▶ **Work instructions**
Find the string "жилых" in the records. Copy every line it appears in.
+++ Records for the exercise
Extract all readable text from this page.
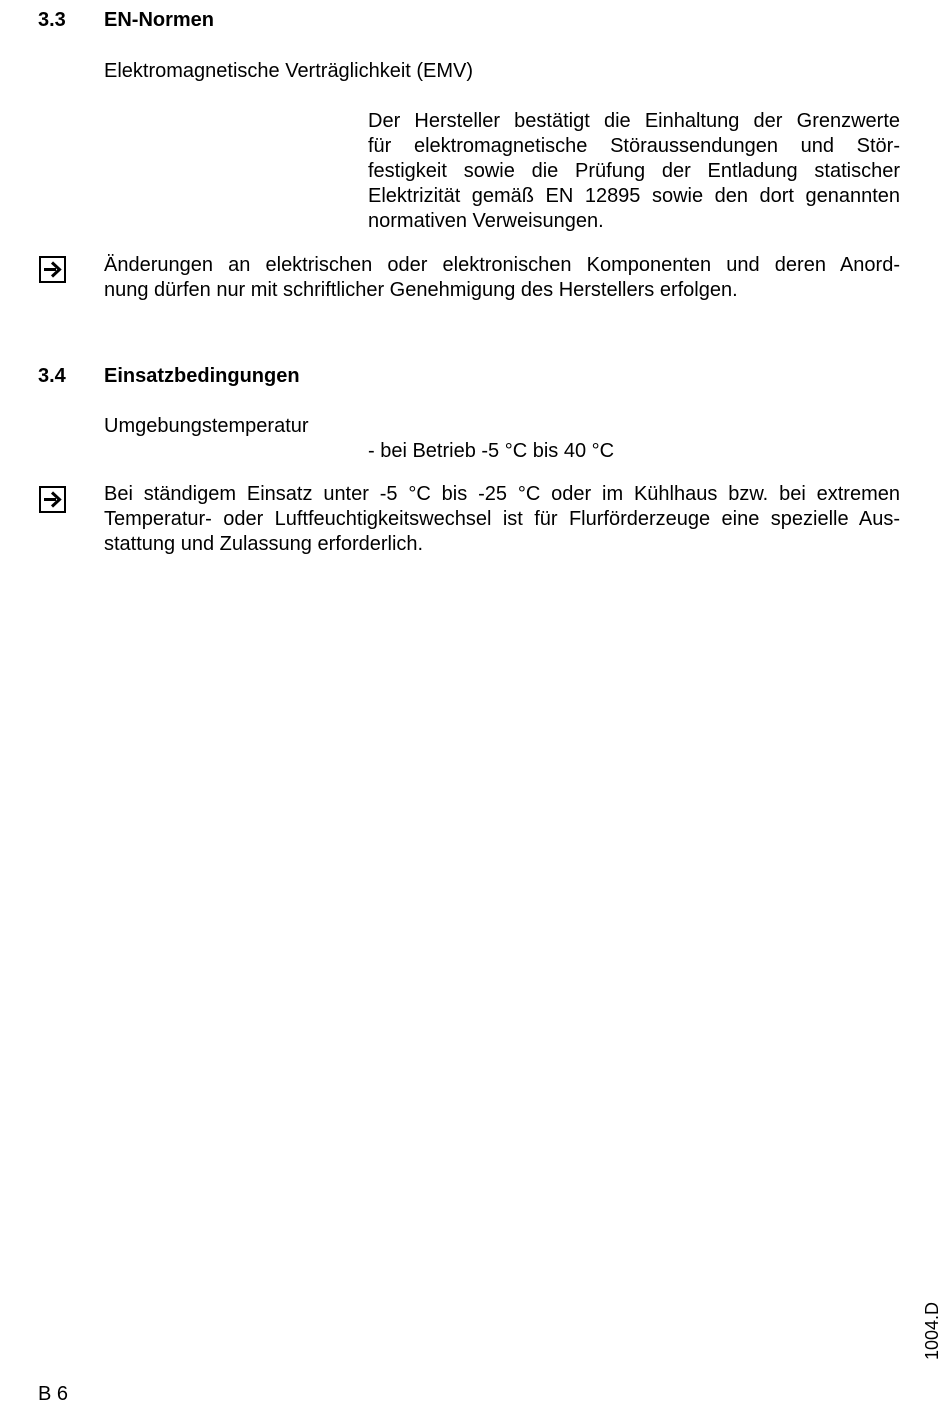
3.3 EN-Normen
Elektromagnetische Verträglichkeit (EMV)
Der Hersteller bestätigt die Einhaltung der Grenzwerte
für elektromagnetische Störaussendungen und Stör-
festigkeit sowie die Prüfung der Entladung statischer
Elektrizität gemäß EN 12895 sowie den dort genannten
normativen Verweisungen.
Änderungen an elektrischen oder elektronischen Komponenten und deren Anord-
nung dürfen nur mit schriftlicher Genehmigung des Herstellers erfolgen.
3.4 Einsatzbedingungen
Umgebungstemperatur
- bei Betrieb -5 °C bis 40 °C
Bei ständigem Einsatz unter -5 °C bis -25 °C oder im Kühlhaus bzw. bei extremen
Temperatur- oder Luftfeuchtigkeitswechsel ist für Flurförderzeuge eine spezielle Aus-
stattung und Zulassung erforderlich.
1004.D
B 6
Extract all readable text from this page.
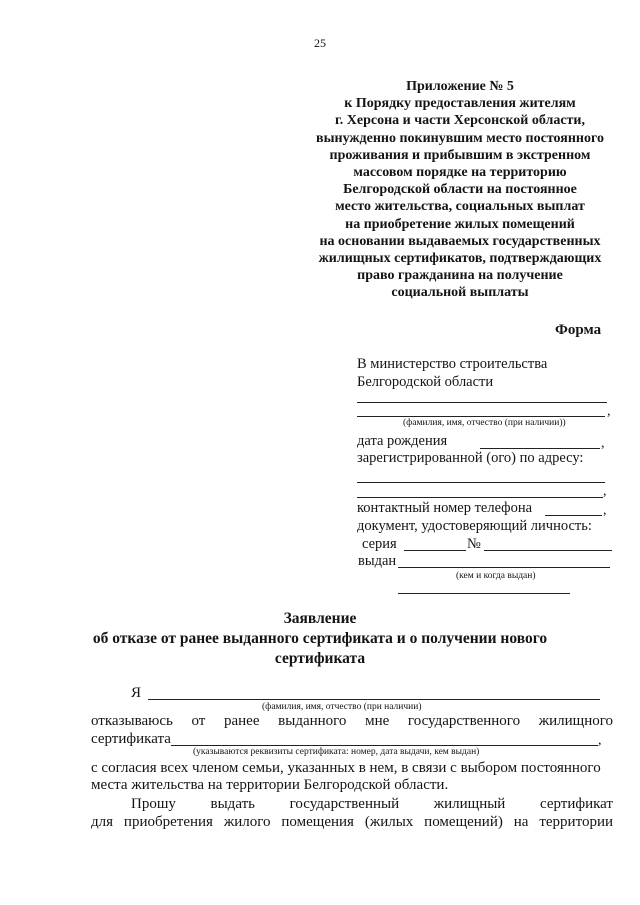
25
Приложение № 5
к Порядку предоставления жителям
г. Херсона и части Херсонской области,
вынужденно покинувшим место постоянного
проживания и прибывшим в экстренном
массовом порядке на территорию
Белгородской области на постоянное
место жительства, социальных выплат
на приобретение жилых помещений
на основании выдаваемых государственных
жилищных сертификатов, подтверждающих
право гражданина на получение
социальной выплаты
Форма
В министерство строительства
Белгородской области
,
(фамилия, имя, отчество (при наличии))
дата рождения	,
зарегистрированной (ого) по адресу:
,
контактный номер телефона	,
документ, удостоверяющий личность:
серия	№
выдан
(кем и когда выдан)
Заявление
об отказе от ранее выданного сертификата и о получении нового
сертификата
Я
(фамилия, имя, отчество (при наличии)
отказываюсь от ранее выданного мне государственного жилищного
сертификата	,
(указываются реквизиты сертификата: номер, дата выдачи, кем выдан)
с согласия всех членом семьи, указанных в нем, в связи с выбором постоянного
места жительства на территории Белгородской области.
Прошу выдать государственный жилищный сертификат
для приобретения жилого помещения (жилых помещений) на территории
++++++
▶ **Task result**
на приобретение жилых помещений
для приобретения жилого помещения (жилых помещений) на территории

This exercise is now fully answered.